WHAT NEEDS TO BE DONE: Make an exact copy of all the entries, but do not reproduce the pictures.

DATA FOR THIS TASK:

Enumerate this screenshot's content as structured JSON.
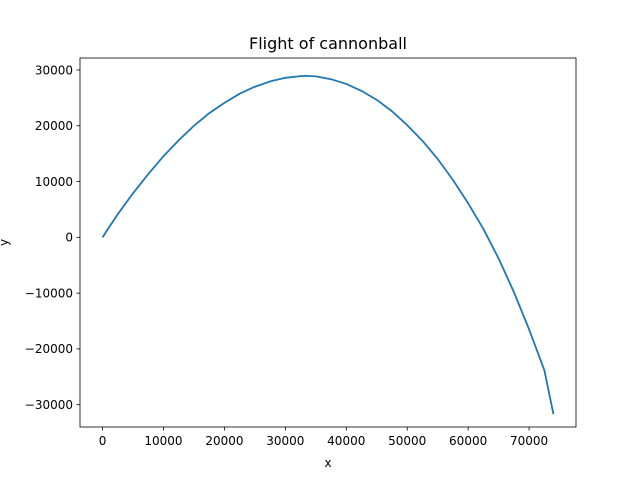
{
  "chart_data": {
    "type": "line",
    "title": "Flight of cannonball",
    "xlabel": "x",
    "ylabel": "y",
    "xlim": [
      -3700,
      77700
    ],
    "ylim": [
      -34000,
      32150
    ],
    "xticks": [
      0,
      10000,
      20000,
      30000,
      40000,
      50000,
      60000,
      70000
    ],
    "yticks": [
      -30000,
      -20000,
      -10000,
      0,
      10000,
      20000,
      30000
    ],
    "grid": false,
    "series": [
      {
        "color": "#1f77b4",
        "x": [
          0,
          1000,
          2500,
          5000,
          7500,
          10000,
          12500,
          15000,
          17500,
          20000,
          22500,
          25000,
          27500,
          30000,
          32500,
          33500,
          35000,
          37500,
          40000,
          42500,
          45000,
          47500,
          50000,
          52500,
          55000,
          57500,
          60000,
          62500,
          65000,
          67500,
          70000,
          72500,
          74000
        ],
        "y": [
          0,
          1700,
          4150,
          7900,
          11350,
          14550,
          17400,
          20000,
          22250,
          24100,
          25750,
          27000,
          27950,
          28600,
          28900,
          28950,
          28850,
          28350,
          27500,
          26250,
          24650,
          22600,
          20100,
          17300,
          14050,
          10300,
          6100,
          1500,
          -3800,
          -9800,
          -16500,
          -23800,
          -31700
        ]
      }
    ]
  }
}
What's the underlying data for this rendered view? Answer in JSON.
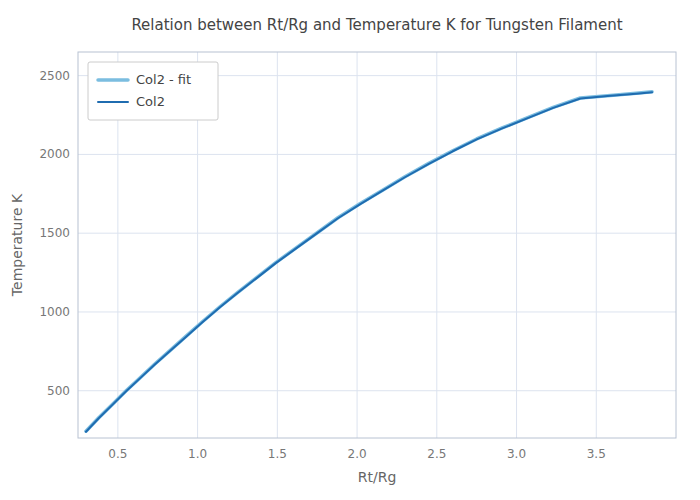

TASK OUTPUT:
Enumerate this screenshot's content as structured JSON.
{
  "chart_data": {
    "type": "line",
    "title": "Flight of cannonball",
    "xlabel": "x",
    "ylabel": "y",
    "xlim": [
      -3700,
      77700
    ],
    "ylim": [
      -34000,
      32150
    ],
    "xticks": [
      0,
      10000,
      20000,
      30000,
      40000,
      50000,
      60000,
      70000
    ],
    "yticks": [
      -30000,
      -20000,
      -10000,
      0,
      10000,
      20000,
      30000
    ],
    "grid": false,
    "series": [
      {
        "color": "#1f77b4",
        "x": [
          0,
          1000,
          2500,
          5000,
          7500,
          10000,
          12500,
          15000,
          17500,
          20000,
          22500,
          25000,
          27500,
          30000,
          32500,
          33500,
          35000,
          37500,
          40000,
          42500,
          45000,
          47500,
          50000,
          52500,
          55000,
          57500,
          60000,
          62500,
          65000,
          67500,
          70000,
          72500,
          74000
        ],
        "y": [
          0,
          1700,
          4150,
          7900,
          11350,
          14550,
          17400,
          20000,
          22250,
          24100,
          25750,
          27000,
          27950,
          28600,
          28900,
          28950,
          28850,
          28350,
          27500,
          26250,
          24650,
          22600,
          20100,
          17300,
          14050,
          10300,
          6100,
          1500,
          -3800,
          -9800,
          -16500,
          -23800,
          -31700
        ]
      }
    ]
  }
}
What's the underlying data for this rendered view? Answer in JSON.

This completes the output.